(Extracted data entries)
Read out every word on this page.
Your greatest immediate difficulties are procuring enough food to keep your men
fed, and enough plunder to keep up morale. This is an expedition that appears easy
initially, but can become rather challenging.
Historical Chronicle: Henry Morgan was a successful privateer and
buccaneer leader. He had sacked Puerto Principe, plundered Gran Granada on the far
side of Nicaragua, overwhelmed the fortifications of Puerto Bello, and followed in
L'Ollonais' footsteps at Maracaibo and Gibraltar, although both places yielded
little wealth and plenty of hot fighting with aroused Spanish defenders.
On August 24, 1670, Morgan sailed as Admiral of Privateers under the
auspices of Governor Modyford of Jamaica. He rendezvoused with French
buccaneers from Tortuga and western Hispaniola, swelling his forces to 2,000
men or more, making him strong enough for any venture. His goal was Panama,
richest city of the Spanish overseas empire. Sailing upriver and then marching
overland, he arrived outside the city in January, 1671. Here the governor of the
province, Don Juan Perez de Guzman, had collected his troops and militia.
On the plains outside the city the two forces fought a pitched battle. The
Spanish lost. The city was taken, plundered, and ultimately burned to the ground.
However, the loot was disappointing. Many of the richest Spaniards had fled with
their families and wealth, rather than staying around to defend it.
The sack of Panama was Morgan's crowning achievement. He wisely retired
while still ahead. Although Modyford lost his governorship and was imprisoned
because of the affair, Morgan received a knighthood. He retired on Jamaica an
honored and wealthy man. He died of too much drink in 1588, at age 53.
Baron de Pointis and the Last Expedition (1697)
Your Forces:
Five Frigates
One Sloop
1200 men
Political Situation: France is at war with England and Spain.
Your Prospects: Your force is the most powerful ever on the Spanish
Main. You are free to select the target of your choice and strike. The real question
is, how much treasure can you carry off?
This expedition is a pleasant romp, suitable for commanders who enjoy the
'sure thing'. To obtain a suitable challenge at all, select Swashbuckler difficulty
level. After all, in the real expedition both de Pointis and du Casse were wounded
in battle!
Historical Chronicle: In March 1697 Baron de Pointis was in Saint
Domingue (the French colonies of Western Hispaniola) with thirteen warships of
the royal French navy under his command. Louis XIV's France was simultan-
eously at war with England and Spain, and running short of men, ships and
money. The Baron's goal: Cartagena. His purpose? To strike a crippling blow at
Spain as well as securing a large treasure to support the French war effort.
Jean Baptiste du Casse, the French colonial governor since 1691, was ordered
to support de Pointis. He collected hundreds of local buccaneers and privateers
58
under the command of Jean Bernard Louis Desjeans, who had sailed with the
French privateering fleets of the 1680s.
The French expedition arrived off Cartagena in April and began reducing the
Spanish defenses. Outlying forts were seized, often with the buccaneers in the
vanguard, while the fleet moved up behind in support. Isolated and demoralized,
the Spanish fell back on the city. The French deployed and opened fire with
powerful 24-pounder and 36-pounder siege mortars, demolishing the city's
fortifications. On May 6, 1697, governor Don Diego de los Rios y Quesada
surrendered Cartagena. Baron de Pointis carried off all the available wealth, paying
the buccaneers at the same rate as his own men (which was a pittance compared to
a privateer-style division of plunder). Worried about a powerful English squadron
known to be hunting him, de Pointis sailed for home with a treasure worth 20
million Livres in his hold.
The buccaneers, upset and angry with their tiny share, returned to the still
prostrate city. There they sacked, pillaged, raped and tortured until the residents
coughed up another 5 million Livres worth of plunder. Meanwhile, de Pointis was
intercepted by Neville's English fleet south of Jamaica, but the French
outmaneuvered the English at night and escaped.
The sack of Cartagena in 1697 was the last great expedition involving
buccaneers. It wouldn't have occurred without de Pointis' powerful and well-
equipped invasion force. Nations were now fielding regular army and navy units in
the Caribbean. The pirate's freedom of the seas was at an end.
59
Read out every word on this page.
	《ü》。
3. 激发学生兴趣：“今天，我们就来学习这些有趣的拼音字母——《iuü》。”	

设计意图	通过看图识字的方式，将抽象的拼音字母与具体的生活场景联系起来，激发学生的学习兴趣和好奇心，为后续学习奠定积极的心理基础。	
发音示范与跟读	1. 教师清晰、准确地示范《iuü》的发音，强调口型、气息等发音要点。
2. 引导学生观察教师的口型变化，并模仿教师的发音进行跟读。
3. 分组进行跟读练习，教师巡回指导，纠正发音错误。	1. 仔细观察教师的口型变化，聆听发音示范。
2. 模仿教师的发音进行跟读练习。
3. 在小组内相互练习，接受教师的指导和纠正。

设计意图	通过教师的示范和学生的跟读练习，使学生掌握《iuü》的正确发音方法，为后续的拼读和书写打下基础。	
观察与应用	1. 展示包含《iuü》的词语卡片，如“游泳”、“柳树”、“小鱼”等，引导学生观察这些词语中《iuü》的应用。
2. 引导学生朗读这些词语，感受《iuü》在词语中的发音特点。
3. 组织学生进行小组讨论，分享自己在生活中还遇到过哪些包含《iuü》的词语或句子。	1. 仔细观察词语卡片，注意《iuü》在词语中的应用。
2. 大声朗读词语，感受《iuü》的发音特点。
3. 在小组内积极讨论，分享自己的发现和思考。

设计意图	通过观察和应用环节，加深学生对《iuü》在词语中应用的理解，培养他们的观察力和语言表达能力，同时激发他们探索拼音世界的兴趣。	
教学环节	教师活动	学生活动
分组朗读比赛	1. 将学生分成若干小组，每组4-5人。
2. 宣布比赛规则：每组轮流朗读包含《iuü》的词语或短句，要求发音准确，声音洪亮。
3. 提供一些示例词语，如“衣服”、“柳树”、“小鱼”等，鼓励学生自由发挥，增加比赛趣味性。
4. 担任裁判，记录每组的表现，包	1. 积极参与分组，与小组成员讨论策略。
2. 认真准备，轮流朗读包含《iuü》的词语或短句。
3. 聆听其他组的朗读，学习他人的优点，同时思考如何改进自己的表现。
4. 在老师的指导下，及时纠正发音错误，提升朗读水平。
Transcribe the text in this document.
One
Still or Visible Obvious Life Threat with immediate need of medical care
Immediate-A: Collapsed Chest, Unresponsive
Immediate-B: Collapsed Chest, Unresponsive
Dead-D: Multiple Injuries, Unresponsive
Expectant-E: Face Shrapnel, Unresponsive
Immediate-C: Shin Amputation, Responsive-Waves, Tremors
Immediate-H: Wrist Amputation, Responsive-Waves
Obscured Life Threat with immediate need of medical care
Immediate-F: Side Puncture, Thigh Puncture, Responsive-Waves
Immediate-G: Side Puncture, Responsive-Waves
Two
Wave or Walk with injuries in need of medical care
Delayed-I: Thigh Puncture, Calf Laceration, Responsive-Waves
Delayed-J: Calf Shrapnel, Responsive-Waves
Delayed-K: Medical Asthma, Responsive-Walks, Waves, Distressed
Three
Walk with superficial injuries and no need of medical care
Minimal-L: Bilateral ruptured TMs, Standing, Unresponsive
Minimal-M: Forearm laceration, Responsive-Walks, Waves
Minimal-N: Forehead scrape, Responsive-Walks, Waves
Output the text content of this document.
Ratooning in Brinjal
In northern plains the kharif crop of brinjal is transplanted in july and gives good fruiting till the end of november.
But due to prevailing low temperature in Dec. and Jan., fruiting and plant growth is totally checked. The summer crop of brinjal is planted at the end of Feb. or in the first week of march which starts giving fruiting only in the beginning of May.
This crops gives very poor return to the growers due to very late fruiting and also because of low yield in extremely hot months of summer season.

REQUIRED TASK »
Lines that hold the word "goal" are the ones to return, every one of them.

CORRECT ANSWER »
men or more, making him strong enough for any venture. His goal was Panama,
money. The Baron's goal: Cartagena. His purpose? To strike a crippling blow at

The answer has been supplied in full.